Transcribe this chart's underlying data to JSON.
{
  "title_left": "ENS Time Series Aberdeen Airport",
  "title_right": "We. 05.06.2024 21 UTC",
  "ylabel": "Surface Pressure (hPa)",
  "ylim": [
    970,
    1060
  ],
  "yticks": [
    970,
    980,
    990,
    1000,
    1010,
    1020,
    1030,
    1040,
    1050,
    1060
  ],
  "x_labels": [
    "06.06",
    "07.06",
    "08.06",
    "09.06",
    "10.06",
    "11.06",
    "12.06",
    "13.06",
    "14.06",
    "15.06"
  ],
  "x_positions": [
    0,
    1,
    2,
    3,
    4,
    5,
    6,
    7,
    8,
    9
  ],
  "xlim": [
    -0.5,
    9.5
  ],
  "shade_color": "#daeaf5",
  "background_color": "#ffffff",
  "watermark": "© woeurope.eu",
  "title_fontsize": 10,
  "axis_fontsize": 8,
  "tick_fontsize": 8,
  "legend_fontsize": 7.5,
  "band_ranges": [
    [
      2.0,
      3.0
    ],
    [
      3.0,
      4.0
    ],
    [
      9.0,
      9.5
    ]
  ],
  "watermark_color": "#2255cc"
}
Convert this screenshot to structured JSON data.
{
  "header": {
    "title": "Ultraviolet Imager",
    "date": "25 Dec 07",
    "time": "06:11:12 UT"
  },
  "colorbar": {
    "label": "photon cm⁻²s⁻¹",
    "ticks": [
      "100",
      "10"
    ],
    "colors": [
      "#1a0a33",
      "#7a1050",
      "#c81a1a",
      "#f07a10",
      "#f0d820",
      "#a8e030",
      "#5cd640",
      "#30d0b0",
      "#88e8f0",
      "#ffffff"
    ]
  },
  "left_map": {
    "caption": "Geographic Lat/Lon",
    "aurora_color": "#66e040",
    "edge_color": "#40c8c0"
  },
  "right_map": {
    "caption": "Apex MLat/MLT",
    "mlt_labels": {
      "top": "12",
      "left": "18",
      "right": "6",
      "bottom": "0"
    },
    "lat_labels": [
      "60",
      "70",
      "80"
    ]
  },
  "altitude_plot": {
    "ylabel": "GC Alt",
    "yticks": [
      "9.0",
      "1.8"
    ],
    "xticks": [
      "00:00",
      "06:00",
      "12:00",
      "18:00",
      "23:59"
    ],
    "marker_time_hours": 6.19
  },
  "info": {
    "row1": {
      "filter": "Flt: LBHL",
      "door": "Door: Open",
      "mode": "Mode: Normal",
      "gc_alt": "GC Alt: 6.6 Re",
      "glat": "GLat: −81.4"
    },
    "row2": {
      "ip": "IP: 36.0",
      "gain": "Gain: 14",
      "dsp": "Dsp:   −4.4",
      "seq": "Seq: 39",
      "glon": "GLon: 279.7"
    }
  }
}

----------

Exercise brief: Every line of the records above needs to be given again exactly.

Complete response:
Transcribe this chart's underlying data to JSON.
{
  "title_left": "ENS Time Series Aberdeen Airport",
  "title_right": "We. 05.06.2024 21 UTC",
  "ylabel": "Surface Pressure (hPa)",
  "ylim": [
    970,
    1060
  ],
  "yticks": [
    970,
    980,
    990,
    1000,
    1010,
    1020,
    1030,
    1040,
    1050,
    1060
  ],
  "x_labels": [
    "06.06",
    "07.06",
    "08.06",
    "09.06",
    "10.06",
    "11.06",
    "12.06",
    "13.06",
    "14.06",
    "15.06"
  ],
  "x_positions": [
    0,
    1,
    2,
    3,
    4,
    5,
    6,
    7,
    8,
    9
  ],
  "xlim": [
    -0.5,
    9.5
  ],
  "shade_color": "#daeaf5",
  "background_color": "#ffffff",
  "watermark": "© woeurope.eu",
  "title_fontsize": 10,
  "axis_fontsize": 8,
  "tick_fontsize": 8,
  "legend_fontsize": 7.5,
  "band_ranges": [
    [
      2.0,
      3.0
    ],
    [
      3.0,
      4.0
    ],
    [
      9.0,
      9.5
    ]
  ],
  "watermark_color": "#2255cc"
}
Convert this screenshot to structured JSON data.
{
  "header": {
    "title": "Ultraviolet Imager",
    "date": "25 Dec 07",
    "time": "06:11:12 UT"
  },
  "colorbar": {
    "label": "photon cm⁻²s⁻¹",
    "ticks": [
      "100",
      "10"
    ],
    "colors": [
      "#1a0a33",
      "#7a1050",
      "#c81a1a",
      "#f07a10",
      "#f0d820",
      "#a8e030",
      "#5cd640",
      "#30d0b0",
      "#88e8f0",
      "#ffffff"
    ]
  },
  "left_map": {
    "caption": "Geographic Lat/Lon",
    "aurora_color": "#66e040",
    "edge_color": "#40c8c0"
  },
  "right_map": {
    "caption": "Apex MLat/MLT",
    "mlt_labels": {
      "top": "12",
      "left": "18",
      "right": "6",
      "bottom": "0"
    },
    "lat_labels": [
      "60",
      "70",
      "80"
    ]
  },
  "altitude_plot": {
    "ylabel": "GC Alt",
    "yticks": [
      "9.0",
      "1.8"
    ],
    "xticks": [
      "00:00",
      "06:00",
      "12:00",
      "18:00",
      "23:59"
    ],
    "marker_time_hours": 6.19
  },
  "info": {
    "row1": {
      "filter": "Flt: LBHL",
      "door": "Door: Open",
      "mode": "Mode: Normal",
      "gc_alt": "GC Alt: 6.6 Re",
      "glat": "GLat: −81.4"
    },
    "row2": {
      "ip": "IP: 36.0",
      "gain": "Gain: 14",
      "dsp": "Dsp:   −4.4",
      "seq": "Seq: 39",
      "glon": "GLon: 279.7"
    }
  }
}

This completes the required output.